**EXERCISE OBJECTIVE:** Write out the full set of records below exactly.

**DATA FOR THIS EXERCISE:**
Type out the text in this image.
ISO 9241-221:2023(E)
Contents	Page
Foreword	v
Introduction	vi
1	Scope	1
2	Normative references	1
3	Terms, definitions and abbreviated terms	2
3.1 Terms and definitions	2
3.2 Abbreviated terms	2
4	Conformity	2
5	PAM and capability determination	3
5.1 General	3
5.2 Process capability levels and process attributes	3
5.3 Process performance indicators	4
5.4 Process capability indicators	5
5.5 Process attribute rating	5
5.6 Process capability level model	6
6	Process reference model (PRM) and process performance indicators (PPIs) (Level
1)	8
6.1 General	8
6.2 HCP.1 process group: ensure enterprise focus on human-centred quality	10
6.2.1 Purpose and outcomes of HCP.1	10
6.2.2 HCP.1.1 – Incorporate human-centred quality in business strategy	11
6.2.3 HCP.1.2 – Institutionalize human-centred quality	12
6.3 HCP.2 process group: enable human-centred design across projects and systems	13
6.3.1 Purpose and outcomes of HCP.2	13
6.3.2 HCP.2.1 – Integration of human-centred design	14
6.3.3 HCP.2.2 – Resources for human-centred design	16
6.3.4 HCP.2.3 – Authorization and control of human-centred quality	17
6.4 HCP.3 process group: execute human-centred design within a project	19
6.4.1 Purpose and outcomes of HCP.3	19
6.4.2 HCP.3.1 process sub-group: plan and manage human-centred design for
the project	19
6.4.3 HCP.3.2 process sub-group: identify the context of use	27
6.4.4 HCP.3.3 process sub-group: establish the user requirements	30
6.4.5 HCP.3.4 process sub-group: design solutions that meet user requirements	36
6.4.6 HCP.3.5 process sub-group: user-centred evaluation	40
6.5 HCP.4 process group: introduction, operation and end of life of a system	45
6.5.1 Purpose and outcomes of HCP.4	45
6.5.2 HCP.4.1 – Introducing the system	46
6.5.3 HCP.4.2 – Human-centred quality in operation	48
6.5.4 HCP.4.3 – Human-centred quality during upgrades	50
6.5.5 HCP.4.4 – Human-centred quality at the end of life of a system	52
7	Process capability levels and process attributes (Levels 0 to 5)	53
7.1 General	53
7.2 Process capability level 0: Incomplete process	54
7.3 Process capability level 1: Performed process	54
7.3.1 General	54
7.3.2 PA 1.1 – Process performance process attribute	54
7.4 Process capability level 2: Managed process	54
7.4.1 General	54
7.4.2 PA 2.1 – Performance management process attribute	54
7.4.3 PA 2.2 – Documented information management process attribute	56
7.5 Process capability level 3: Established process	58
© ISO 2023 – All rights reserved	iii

**WRITTEN SOLUTION:**
Type out the text in this image.
ISO 9241-221:2023(E)
Contents	Page
Foreword	v
Introduction	vi
1	Scope	1
2	Normative references	1
3	Terms, definitions and abbreviated terms	2
3.1 Terms and definitions	2
3.2 Abbreviated terms	2
4	Conformity	2
5	PAM and capability determination	3
5.1 General	3
5.2 Process capability levels and process attributes	3
5.3 Process performance indicators	4
5.4 Process capability indicators	5
5.5 Process attribute rating	5
5.6 Process capability level model	6
6	Process reference model (PRM) and process performance indicators (PPIs) (Level
1)	8
6.1 General	8
6.2 HCP.1 process group: ensure enterprise focus on human-centred quality	10
6.2.1 Purpose and outcomes of HCP.1	10
6.2.2 HCP.1.1 – Incorporate human-centred quality in business strategy	11
6.2.3 HCP.1.2 – Institutionalize human-centred quality	12
6.3 HCP.2 process group: enable human-centred design across projects and systems	13
6.3.1 Purpose and outcomes of HCP.2	13
6.3.2 HCP.2.1 – Integration of human-centred design	14
6.3.3 HCP.2.2 – Resources for human-centred design	16
6.3.4 HCP.2.3 – Authorization and control of human-centred quality	17
6.4 HCP.3 process group: execute human-centred design within a project	19
6.4.1 Purpose and outcomes of HCP.3	19
6.4.2 HCP.3.1 process sub-group: plan and manage human-centred design for
the project	19
6.4.3 HCP.3.2 process sub-group: identify the context of use	27
6.4.4 HCP.3.3 process sub-group: establish the user requirements	30
6.4.5 HCP.3.4 process sub-group: design solutions that meet user requirements	36
6.4.6 HCP.3.5 process sub-group: user-centred evaluation	40
6.5 HCP.4 process group: introduction, operation and end of life of a system	45
6.5.1 Purpose and outcomes of HCP.4	45
6.5.2 HCP.4.1 – Introducing the system	46
6.5.3 HCP.4.2 – Human-centred quality in operation	48
6.5.4 HCP.4.3 – Human-centred quality during upgrades	50
6.5.5 HCP.4.4 – Human-centred quality at the end of life of a system	52
7	Process capability levels and process attributes (Levels 0 to 5)	53
7.1 General	53
7.2 Process capability level 0: Incomplete process	54
7.3 Process capability level 1: Performed process	54
7.3.1 General	54
7.3.2 PA 1.1 – Process performance process attribute	54
7.4 Process capability level 2: Managed process	54
7.4.1 General	54
7.4.2 PA 2.1 – Performance management process attribute	54
7.4.3 PA 2.2 – Documented information management process attribute	56
7.5 Process capability level 3: Established process	58
© ISO 2023 – All rights reserved	iii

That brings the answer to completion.